-- Start --

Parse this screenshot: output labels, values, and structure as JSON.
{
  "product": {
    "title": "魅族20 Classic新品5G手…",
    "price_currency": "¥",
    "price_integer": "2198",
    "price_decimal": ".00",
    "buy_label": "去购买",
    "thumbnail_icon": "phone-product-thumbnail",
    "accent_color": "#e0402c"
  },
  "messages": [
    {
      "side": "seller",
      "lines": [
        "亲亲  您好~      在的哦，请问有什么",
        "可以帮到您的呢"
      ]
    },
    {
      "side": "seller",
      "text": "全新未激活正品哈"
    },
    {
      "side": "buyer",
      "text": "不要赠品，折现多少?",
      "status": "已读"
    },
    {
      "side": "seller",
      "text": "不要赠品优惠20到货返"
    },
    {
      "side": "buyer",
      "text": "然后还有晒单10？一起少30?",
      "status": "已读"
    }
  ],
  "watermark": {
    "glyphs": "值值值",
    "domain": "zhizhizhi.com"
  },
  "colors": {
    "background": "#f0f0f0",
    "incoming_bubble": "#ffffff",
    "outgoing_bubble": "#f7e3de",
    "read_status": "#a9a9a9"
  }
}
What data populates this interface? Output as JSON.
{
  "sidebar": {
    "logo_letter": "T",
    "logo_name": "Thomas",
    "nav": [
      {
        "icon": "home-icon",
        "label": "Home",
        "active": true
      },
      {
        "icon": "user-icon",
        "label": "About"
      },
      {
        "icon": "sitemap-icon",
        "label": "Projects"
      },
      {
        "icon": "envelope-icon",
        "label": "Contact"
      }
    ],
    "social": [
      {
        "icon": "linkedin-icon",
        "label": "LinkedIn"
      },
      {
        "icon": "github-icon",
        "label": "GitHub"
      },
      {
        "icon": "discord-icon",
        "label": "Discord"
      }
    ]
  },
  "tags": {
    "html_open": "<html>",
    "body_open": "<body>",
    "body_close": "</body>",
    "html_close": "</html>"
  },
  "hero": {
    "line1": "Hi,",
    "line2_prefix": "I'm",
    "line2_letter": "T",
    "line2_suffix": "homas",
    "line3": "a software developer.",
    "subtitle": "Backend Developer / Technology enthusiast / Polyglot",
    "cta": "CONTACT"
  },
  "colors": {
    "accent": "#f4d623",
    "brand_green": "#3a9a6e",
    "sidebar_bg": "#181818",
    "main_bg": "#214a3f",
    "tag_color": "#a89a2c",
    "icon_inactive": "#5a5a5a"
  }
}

-- End --

> [What this task involves]: Nothing may be left out: return each entry exactly as it reads.

> [Full answer]:
Parse this screenshot: output labels, values, and structure as JSON.
{
  "product": {
    "title": "魅族20 Classic新品5G手…",
    "price_currency": "¥",
    "price_integer": "2198",
    "price_decimal": ".00",
    "buy_label": "去购买",
    "thumbnail_icon": "phone-product-thumbnail",
    "accent_color": "#e0402c"
  },
  "messages": [
    {
      "side": "seller",
      "lines": [
        "亲亲  您好~      在的哦，请问有什么",
        "可以帮到您的呢"
      ]
    },
    {
      "side": "seller",
      "text": "全新未激活正品哈"
    },
    {
      "side": "buyer",
      "text": "不要赠品，折现多少?",
      "status": "已读"
    },
    {
      "side": "seller",
      "text": "不要赠品优惠20到货返"
    },
    {
      "side": "buyer",
      "text": "然后还有晒单10？一起少30?",
      "status": "已读"
    }
  ],
  "watermark": {
    "glyphs": "值值值",
    "domain": "zhizhizhi.com"
  },
  "colors": {
    "background": "#f0f0f0",
    "incoming_bubble": "#ffffff",
    "outgoing_bubble": "#f7e3de",
    "read_status": "#a9a9a9"
  }
}
What data populates this interface? Output as JSON.
{
  "sidebar": {
    "logo_letter": "T",
    "logo_name": "Thomas",
    "nav": [
      {
        "icon": "home-icon",
        "label": "Home",
        "active": true
      },
      {
        "icon": "user-icon",
        "label": "About"
      },
      {
        "icon": "sitemap-icon",
        "label": "Projects"
      },
      {
        "icon": "envelope-icon",
        "label": "Contact"
      }
    ],
    "social": [
      {
        "icon": "linkedin-icon",
        "label": "LinkedIn"
      },
      {
        "icon": "github-icon",
        "label": "GitHub"
      },
      {
        "icon": "discord-icon",
        "label": "Discord"
      }
    ]
  },
  "tags": {
    "html_open": "<html>",
    "body_open": "<body>",
    "body_close": "</body>",
    "html_close": "</html>"
  },
  "hero": {
    "line1": "Hi,",
    "line2_prefix": "I'm",
    "line2_letter": "T",
    "line2_suffix": "homas",
    "line3": "a software developer.",
    "subtitle": "Backend Developer / Technology enthusiast / Polyglot",
    "cta": "CONTACT"
  },
  "colors": {
    "accent": "#f4d623",
    "brand_green": "#3a9a6e",
    "sidebar_bg": "#181818",
    "main_bg": "#214a3f",
    "tag_color": "#a89a2c",
    "icon_inactive": "#5a5a5a"
  }
}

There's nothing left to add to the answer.